What to produce:
Identify all lines in the listing that include the word "image", and copy them out.

Listing:
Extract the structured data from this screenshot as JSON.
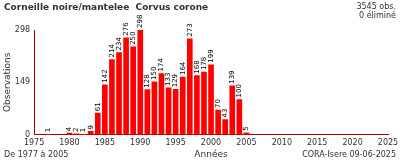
{
  "chart_data": {
    "type": "bar",
    "title": "Corneille noire/mantelee  Corvus corone",
    "annotations": [
      "3545 obs.",
      "0 éliminé",
      "De 1977 à 2005",
      "CORA-Isere 09-06-2025"
    ],
    "x_label": "Années",
    "y_label": "Observations",
    "x": [
      1977,
      1980,
      1981,
      1982,
      1983,
      1984,
      1985,
      1986,
      1987,
      1988,
      1989,
      1990,
      1991,
      1992,
      1993,
      1994,
      1995,
      1996,
      1997,
      1998,
      1999,
      2000,
      2001,
      2002,
      2003,
      2004,
      2005
    ],
    "values": [
      1,
      4,
      2,
      1,
      9,
      61,
      142,
      214,
      234,
      276,
      250,
      298,
      128,
      150,
      174,
      133,
      129,
      164,
      273,
      168,
      178,
      199,
      70,
      43,
      139,
      100,
      5
    ],
    "color": "#ff0000",
    "xlim": [
      1975,
      2025
    ],
    "xticks": [
      1975,
      1980,
      1985,
      1990,
      1995,
      2000,
      2005,
      2010,
      2015,
      2020,
      2025
    ],
    "ylim": [
      0,
      298
    ],
    "yticks": [
      0,
      149,
      298
    ],
    "grid": false,
    "data_labels": true
  }
}
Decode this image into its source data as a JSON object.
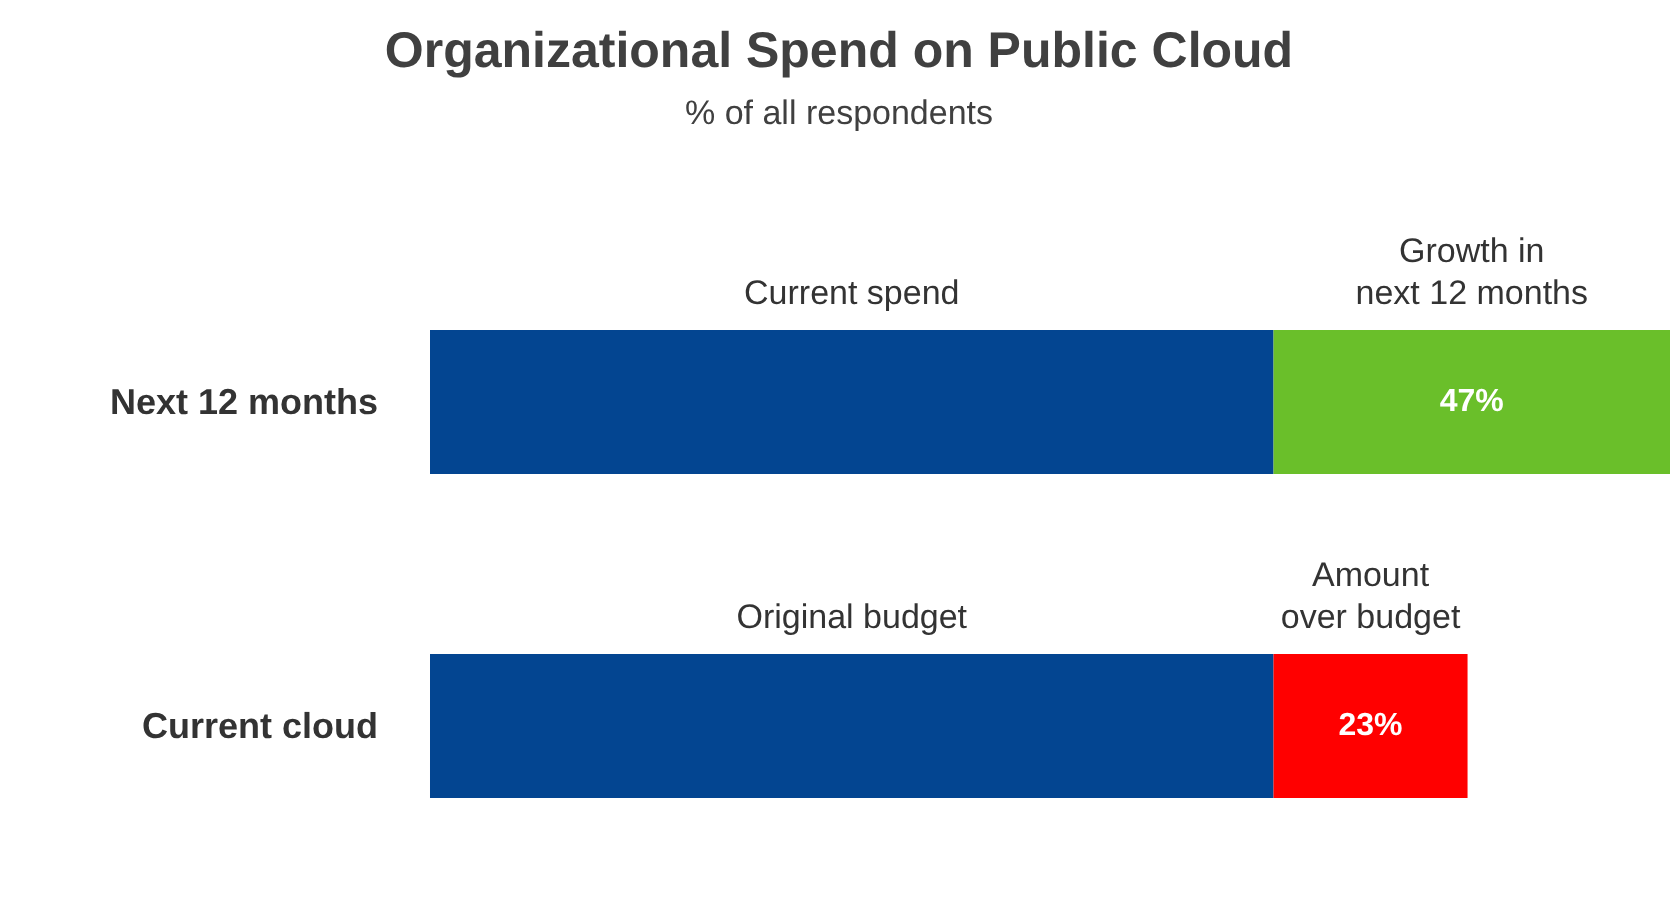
{
  "chart_data": {
    "type": "bar",
    "title": "Organizational Spend on Public Cloud",
    "subtitle": "% of all respondents",
    "orientation": "horizontal",
    "stacked": true,
    "tick_labels": "y",
    "categories": [
      "Next 12 months",
      "Current cloud"
    ],
    "series": [
      {
        "color": "#034591",
        "values": [
          100,
          100
        ],
        "value_labels": [
          null,
          null
        ]
      },
      {
        "color": "#6abf2a",
        "values": [
          47,
          null
        ],
        "value_labels": [
          "47%",
          null
        ]
      },
      {
        "color": "#ff0000",
        "values": [
          null,
          23
        ],
        "value_labels": [
          null,
          "23%"
        ]
      }
    ],
    "annotations": [
      "Current spend",
      "Growth in\nnext 12 months",
      "Original budget",
      "Amount\nover budget"
    ]
  }
}
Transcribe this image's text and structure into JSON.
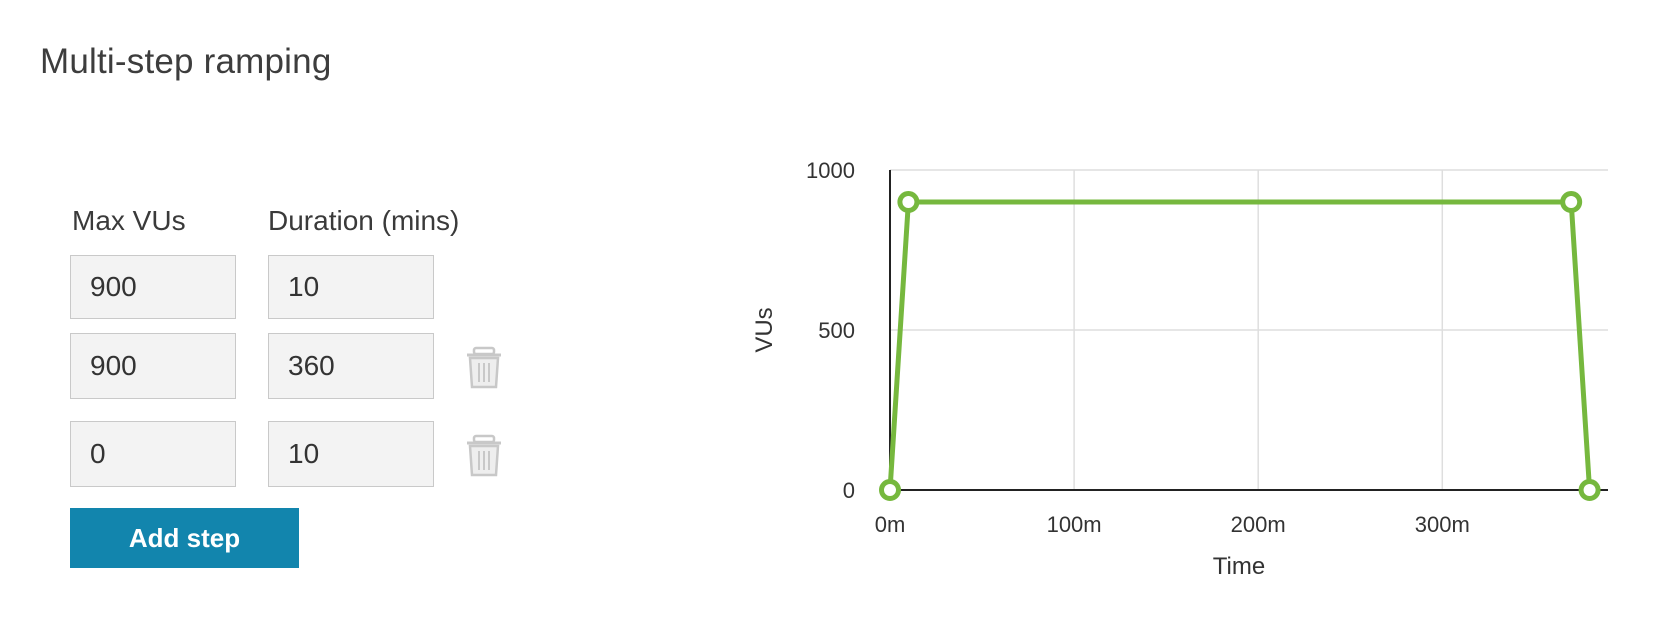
{
  "title": "Multi-step ramping",
  "columns": {
    "max_vus": "Max VUs",
    "duration": "Duration (mins)"
  },
  "steps": [
    {
      "max_vus": "900",
      "duration": "10",
      "deletable": false
    },
    {
      "max_vus": "900",
      "duration": "360",
      "deletable": true
    },
    {
      "max_vus": "0",
      "duration": "10",
      "deletable": true
    }
  ],
  "add_step_label": "Add step",
  "colors": {
    "series": "#76b83e",
    "button": "#1285ad"
  },
  "chart_data": {
    "type": "line",
    "xlabel": "Time",
    "ylabel": "VUs",
    "x_ticks": [
      "0m",
      "100m",
      "200m",
      "300m"
    ],
    "x_tick_values": [
      0,
      100,
      200,
      300
    ],
    "y_ticks": [
      "1000",
      "500",
      "0"
    ],
    "y_tick_values": [
      1000,
      500,
      0
    ],
    "xlim": [
      0,
      390
    ],
    "ylim": [
      0,
      1000
    ],
    "grid": true,
    "series": [
      {
        "x": [
          0,
          10,
          370,
          380
        ],
        "y": [
          0,
          900,
          900,
          0
        ]
      }
    ]
  }
}
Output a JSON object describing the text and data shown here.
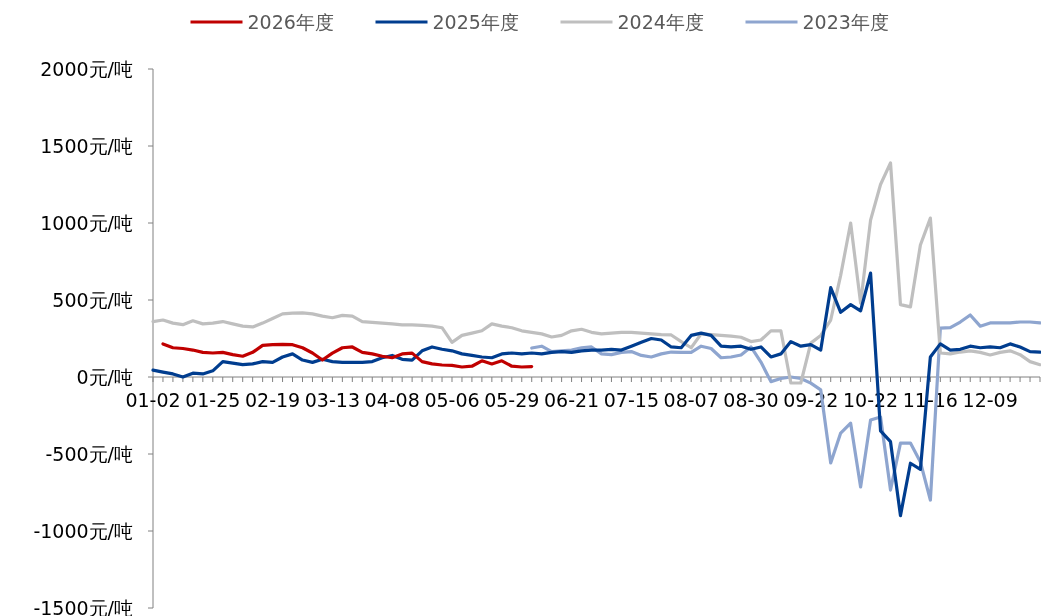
{
  "chart_data": {
    "type": "line",
    "legend": "top",
    "ylim": [
      -1500,
      2000
    ],
    "yticks": [
      {
        "value": -1500,
        "label": "-1500元/吨"
      },
      {
        "value": -1000,
        "label": "-1000元/吨"
      },
      {
        "value": -500,
        "label": "-500元/吨"
      },
      {
        "value": 0,
        "label": "0元/吨"
      },
      {
        "value": 500,
        "label": "500元/吨"
      },
      {
        "value": 1000,
        "label": "1000元/吨"
      },
      {
        "value": 1500,
        "label": "1500元/吨"
      },
      {
        "value": 2000,
        "label": "2000元/吨"
      }
    ],
    "categories": [
      "01-02",
      null,
      null,
      null,
      null,
      null,
      "01-25",
      null,
      null,
      null,
      null,
      null,
      "02-19",
      null,
      null,
      null,
      null,
      null,
      "03-13",
      null,
      null,
      null,
      null,
      null,
      "04-08",
      null,
      null,
      null,
      null,
      null,
      "05-06",
      null,
      null,
      null,
      null,
      null,
      "05-29",
      null,
      null,
      null,
      null,
      null,
      "06-21",
      null,
      null,
      null,
      null,
      null,
      "07-15",
      null,
      null,
      null,
      null,
      null,
      "08-07",
      null,
      null,
      null,
      null,
      null,
      "08-30",
      null,
      null,
      null,
      null,
      null,
      "09-22",
      null,
      null,
      null,
      null,
      null,
      "10-22",
      null,
      null,
      null,
      null,
      null,
      "11-16",
      null,
      null,
      null,
      null,
      null,
      "12-09",
      null,
      null,
      null,
      null,
      null
    ],
    "series": [
      {
        "name": "2026年度",
        "color": "#c00000",
        "values": [
          null,
          215,
          190,
          185,
          175,
          160,
          156,
          160,
          145,
          135,
          160,
          205,
          210,
          212,
          210,
          190,
          156,
          110,
          155,
          190,
          195,
          160,
          150,
          135,
          125,
          150,
          155,
          100,
          85,
          78,
          75,
          65,
          70,
          105,
          85,
          105,
          70,
          65,
          68,
          null,
          null,
          null,
          null,
          null,
          null,
          null,
          null,
          null,
          null,
          null,
          null,
          null,
          null,
          null,
          null,
          null,
          null,
          null,
          null,
          null,
          null,
          null,
          null,
          null,
          null,
          null,
          null,
          null,
          null,
          null,
          null,
          null,
          null,
          null,
          null,
          null,
          null,
          null,
          null,
          null,
          null,
          null,
          null,
          null,
          null,
          null,
          null,
          null,
          null,
          null
        ]
      },
      {
        "name": "2025年度",
        "color": "#003d8f",
        "values": [
          45,
          32,
          20,
          0,
          25,
          20,
          40,
          100,
          90,
          80,
          85,
          100,
          95,
          130,
          150,
          110,
          95,
          115,
          100,
          95,
          95,
          95,
          100,
          125,
          140,
          115,
          110,
          170,
          195,
          180,
          170,
          150,
          140,
          130,
          125,
          150,
          156,
          150,
          156,
          150,
          160,
          165,
          160,
          170,
          175,
          175,
          180,
          175,
          200,
          225,
          250,
          240,
          195,
          190,
          270,
          285,
          270,
          200,
          195,
          200,
          180,
          195,
          130,
          150,
          230,
          200,
          210,
          175,
          580,
          420,
          470,
          430,
          675,
          -350,
          -420,
          -900,
          -560,
          -600,
          130,
          215,
          175,
          180,
          200,
          190,
          195,
          190,
          215,
          195,
          165,
          162
        ]
      },
      {
        "name": "2024年度",
        "color": "#bfbfbf",
        "values": [
          360,
          370,
          350,
          340,
          365,
          345,
          350,
          360,
          345,
          330,
          325,
          350,
          380,
          410,
          415,
          416,
          410,
          395,
          385,
          400,
          395,
          360,
          355,
          350,
          345,
          338,
          338,
          335,
          330,
          320,
          225,
          270,
          285,
          300,
          345,
          330,
          320,
          300,
          290,
          280,
          260,
          270,
          300,
          310,
          290,
          280,
          285,
          290,
          290,
          285,
          280,
          275,
          273,
          230,
          190,
          280,
          275,
          270,
          265,
          258,
          230,
          240,
          300,
          300,
          -39,
          -39,
          220,
          270,
          370,
          660,
          1000,
          480,
          1019,
          1250,
          1390,
          470,
          455,
          857,
          1032,
          156,
          150,
          162,
          170,
          160,
          143,
          160,
          170,
          145,
          100,
          80
        ]
      },
      {
        "name": "2023年度",
        "color": "#8ea5cf",
        "values": [
          null,
          null,
          null,
          null,
          null,
          null,
          null,
          null,
          null,
          null,
          null,
          null,
          null,
          null,
          null,
          null,
          null,
          null,
          null,
          null,
          null,
          null,
          null,
          null,
          null,
          null,
          null,
          null,
          null,
          null,
          null,
          null,
          null,
          null,
          null,
          null,
          null,
          null,
          188,
          200,
          165,
          170,
          175,
          190,
          195,
          150,
          145,
          160,
          165,
          140,
          130,
          150,
          162,
          160,
          160,
          200,
          185,
          125,
          130,
          143,
          195,
          97,
          -30,
          -10,
          0,
          -10,
          -40,
          -84,
          -558,
          -364,
          -300,
          -714,
          -279,
          -260,
          -734,
          -429,
          -429,
          -552,
          -799,
          318,
          320,
          357,
          403,
          330,
          351,
          351,
          351,
          357,
          357,
          351
        ]
      }
    ]
  }
}
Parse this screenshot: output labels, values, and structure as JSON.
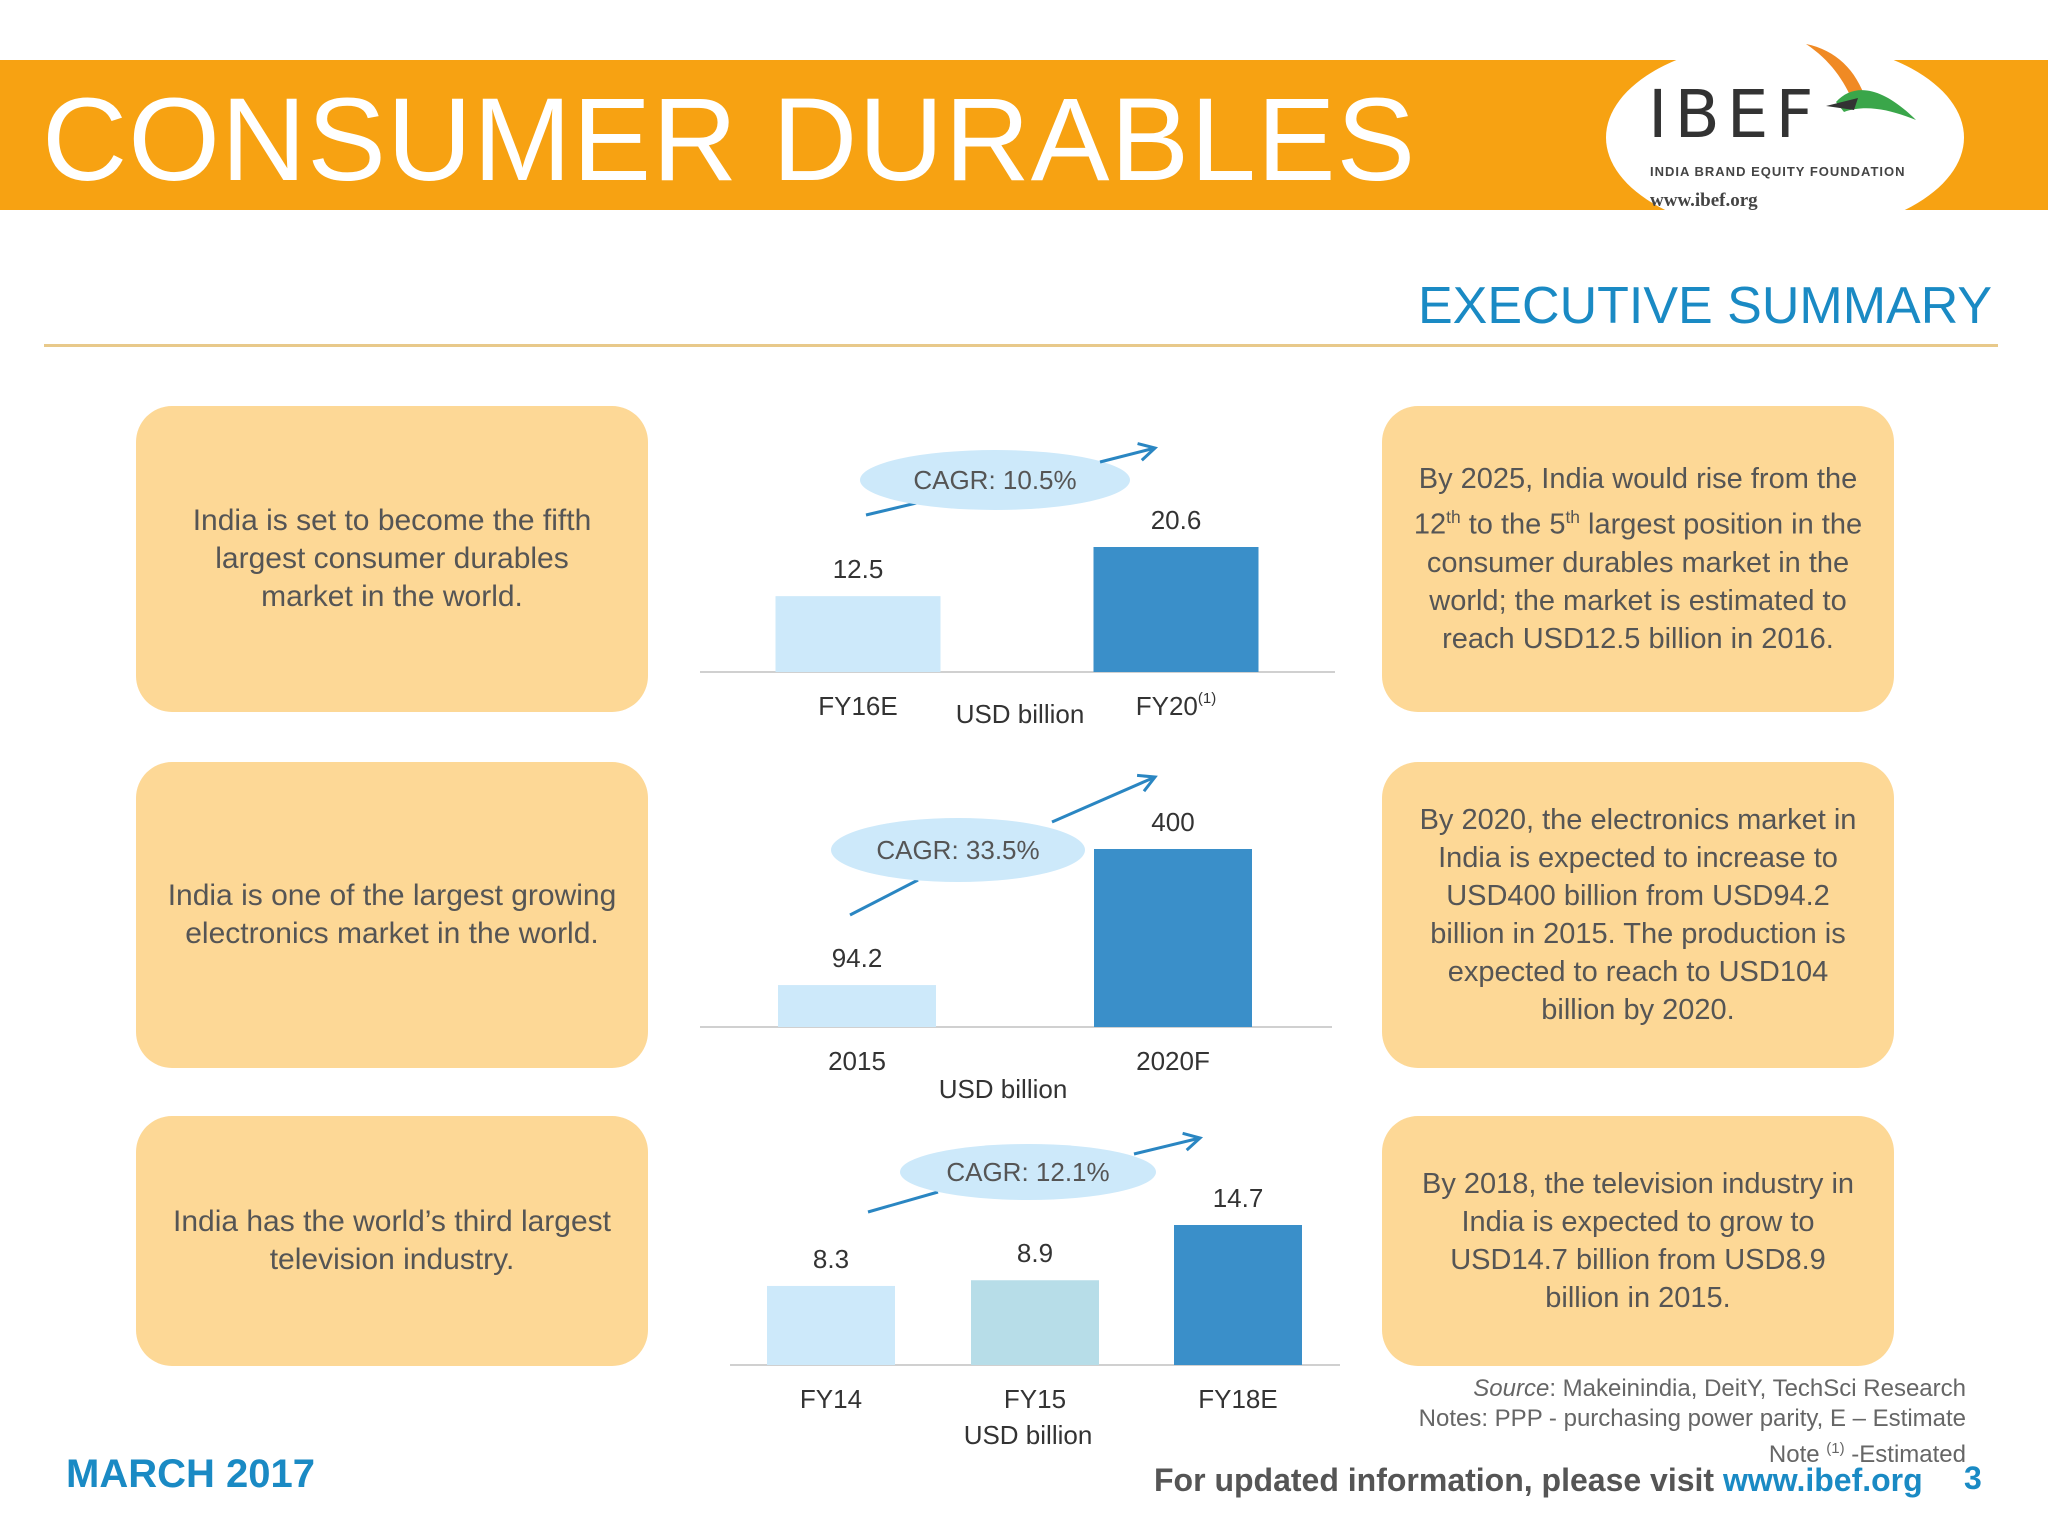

Answer for the task:
Decode this image into its source data as a JSON object.
Transcribe this image's text and structure into JSON.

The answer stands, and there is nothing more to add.